> **Goal**: Every entry here needs to be repeated exactly.

<<<<

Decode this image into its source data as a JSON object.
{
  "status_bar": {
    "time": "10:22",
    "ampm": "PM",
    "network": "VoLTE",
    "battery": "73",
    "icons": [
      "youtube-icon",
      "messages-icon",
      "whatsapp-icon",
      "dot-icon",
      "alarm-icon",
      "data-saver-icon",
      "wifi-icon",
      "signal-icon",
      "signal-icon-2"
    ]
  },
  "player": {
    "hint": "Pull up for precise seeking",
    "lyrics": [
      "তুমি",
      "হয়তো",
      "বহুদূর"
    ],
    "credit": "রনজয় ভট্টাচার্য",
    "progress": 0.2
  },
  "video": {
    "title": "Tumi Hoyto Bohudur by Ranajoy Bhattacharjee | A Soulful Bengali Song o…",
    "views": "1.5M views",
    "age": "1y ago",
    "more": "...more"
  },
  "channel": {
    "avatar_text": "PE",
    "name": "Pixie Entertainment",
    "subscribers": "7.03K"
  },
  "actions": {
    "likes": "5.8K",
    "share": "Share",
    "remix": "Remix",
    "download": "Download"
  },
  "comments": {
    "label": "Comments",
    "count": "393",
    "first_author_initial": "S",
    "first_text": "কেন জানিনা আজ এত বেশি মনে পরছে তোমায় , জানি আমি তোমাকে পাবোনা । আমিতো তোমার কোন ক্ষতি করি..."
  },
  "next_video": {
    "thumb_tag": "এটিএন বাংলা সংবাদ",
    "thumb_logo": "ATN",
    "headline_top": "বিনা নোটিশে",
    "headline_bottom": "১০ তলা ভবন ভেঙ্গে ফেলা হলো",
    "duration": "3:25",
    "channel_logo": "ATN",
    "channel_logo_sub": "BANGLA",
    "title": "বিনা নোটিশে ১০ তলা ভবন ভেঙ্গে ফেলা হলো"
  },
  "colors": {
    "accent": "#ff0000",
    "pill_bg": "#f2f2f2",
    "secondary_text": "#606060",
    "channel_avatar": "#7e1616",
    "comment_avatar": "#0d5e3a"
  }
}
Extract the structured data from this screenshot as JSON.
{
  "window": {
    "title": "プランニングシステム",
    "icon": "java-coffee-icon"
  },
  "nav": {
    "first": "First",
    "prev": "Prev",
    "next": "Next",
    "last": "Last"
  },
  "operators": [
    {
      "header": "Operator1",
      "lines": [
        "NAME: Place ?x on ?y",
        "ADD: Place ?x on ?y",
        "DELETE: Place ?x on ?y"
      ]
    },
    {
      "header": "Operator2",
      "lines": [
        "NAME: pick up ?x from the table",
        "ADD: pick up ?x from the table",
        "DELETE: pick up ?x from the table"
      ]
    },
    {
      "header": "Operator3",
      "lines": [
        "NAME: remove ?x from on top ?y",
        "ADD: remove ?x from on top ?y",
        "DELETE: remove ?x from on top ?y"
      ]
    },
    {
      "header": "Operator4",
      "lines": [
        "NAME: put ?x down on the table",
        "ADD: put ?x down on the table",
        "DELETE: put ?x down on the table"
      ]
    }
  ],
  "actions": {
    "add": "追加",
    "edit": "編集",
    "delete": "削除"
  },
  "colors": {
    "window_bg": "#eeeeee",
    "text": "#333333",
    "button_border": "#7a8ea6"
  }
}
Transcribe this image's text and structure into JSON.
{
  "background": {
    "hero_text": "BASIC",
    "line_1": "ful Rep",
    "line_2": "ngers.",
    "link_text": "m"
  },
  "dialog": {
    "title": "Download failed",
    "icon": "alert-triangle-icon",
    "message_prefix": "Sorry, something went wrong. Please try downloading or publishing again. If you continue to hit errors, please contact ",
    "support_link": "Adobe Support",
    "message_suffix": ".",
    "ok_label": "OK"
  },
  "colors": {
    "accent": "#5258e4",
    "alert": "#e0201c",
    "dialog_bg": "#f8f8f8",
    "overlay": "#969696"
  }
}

>>>>

> **Exercise solution**:
Decode this image into its source data as a JSON object.
{
  "status_bar": {
    "time": "10:22",
    "ampm": "PM",
    "network": "VoLTE",
    "battery": "73",
    "icons": [
      "youtube-icon",
      "messages-icon",
      "whatsapp-icon",
      "dot-icon",
      "alarm-icon",
      "data-saver-icon",
      "wifi-icon",
      "signal-icon",
      "signal-icon-2"
    ]
  },
  "player": {
    "hint": "Pull up for precise seeking",
    "lyrics": [
      "তুমি",
      "হয়তো",
      "বহুদূর"
    ],
    "credit": "রনজয় ভট্টাচার্য",
    "progress": 0.2
  },
  "video": {
    "title": "Tumi Hoyto Bohudur by Ranajoy Bhattacharjee | A Soulful Bengali Song o…",
    "views": "1.5M views",
    "age": "1y ago",
    "more": "...more"
  },
  "channel": {
    "avatar_text": "PE",
    "name": "Pixie Entertainment",
    "subscribers": "7.03K"
  },
  "actions": {
    "likes": "5.8K",
    "share": "Share",
    "remix": "Remix",
    "download": "Download"
  },
  "comments": {
    "label": "Comments",
    "count": "393",
    "first_author_initial": "S",
    "first_text": "কেন জানিনা আজ এত বেশি মনে পরছে তোমায় , জানি আমি তোমাকে পাবোনা । আমিতো তোমার কোন ক্ষতি করি..."
  },
  "next_video": {
    "thumb_tag": "এটিএন বাংলা সংবাদ",
    "thumb_logo": "ATN",
    "headline_top": "বিনা নোটিশে",
    "headline_bottom": "১০ তলা ভবন ভেঙ্গে ফেলা হলো",
    "duration": "3:25",
    "channel_logo": "ATN",
    "channel_logo_sub": "BANGLA",
    "title": "বিনা নোটিশে ১০ তলা ভবন ভেঙ্গে ফেলা হলো"
  },
  "colors": {
    "accent": "#ff0000",
    "pill_bg": "#f2f2f2",
    "secondary_text": "#606060",
    "channel_avatar": "#7e1616",
    "comment_avatar": "#0d5e3a"
  }
}
Extract the structured data from this screenshot as JSON.
{
  "window": {
    "title": "プランニングシステム",
    "icon": "java-coffee-icon"
  },
  "nav": {
    "first": "First",
    "prev": "Prev",
    "next": "Next",
    "last": "Last"
  },
  "operators": [
    {
      "header": "Operator1",
      "lines": [
        "NAME: Place ?x on ?y",
        "ADD: Place ?x on ?y",
        "DELETE: Place ?x on ?y"
      ]
    },
    {
      "header": "Operator2",
      "lines": [
        "NAME: pick up ?x from the table",
        "ADD: pick up ?x from the table",
        "DELETE: pick up ?x from the table"
      ]
    },
    {
      "header": "Operator3",
      "lines": [
        "NAME: remove ?x from on top ?y",
        "ADD: remove ?x from on top ?y",
        "DELETE: remove ?x from on top ?y"
      ]
    },
    {
      "header": "Operator4",
      "lines": [
        "NAME: put ?x down on the table",
        "ADD: put ?x down on the table",
        "DELETE: put ?x down on the table"
      ]
    }
  ],
  "actions": {
    "add": "追加",
    "edit": "編集",
    "delete": "削除"
  },
  "colors": {
    "window_bg": "#eeeeee",
    "text": "#333333",
    "button_border": "#7a8ea6"
  }
}
Transcribe this image's text and structure into JSON.
{
  "background": {
    "hero_text": "BASIC",
    "line_1": "ful Rep",
    "line_2": "ngers.",
    "link_text": "m"
  },
  "dialog": {
    "title": "Download failed",
    "icon": "alert-triangle-icon",
    "message_prefix": "Sorry, something went wrong. Please try downloading or publishing again. If you continue to hit errors, please contact ",
    "support_link": "Adobe Support",
    "message_suffix": ".",
    "ok_label": "OK"
  },
  "colors": {
    "accent": "#5258e4",
    "alert": "#e0201c",
    "dialog_bg": "#f8f8f8",
    "overlay": "#969696"
  }
}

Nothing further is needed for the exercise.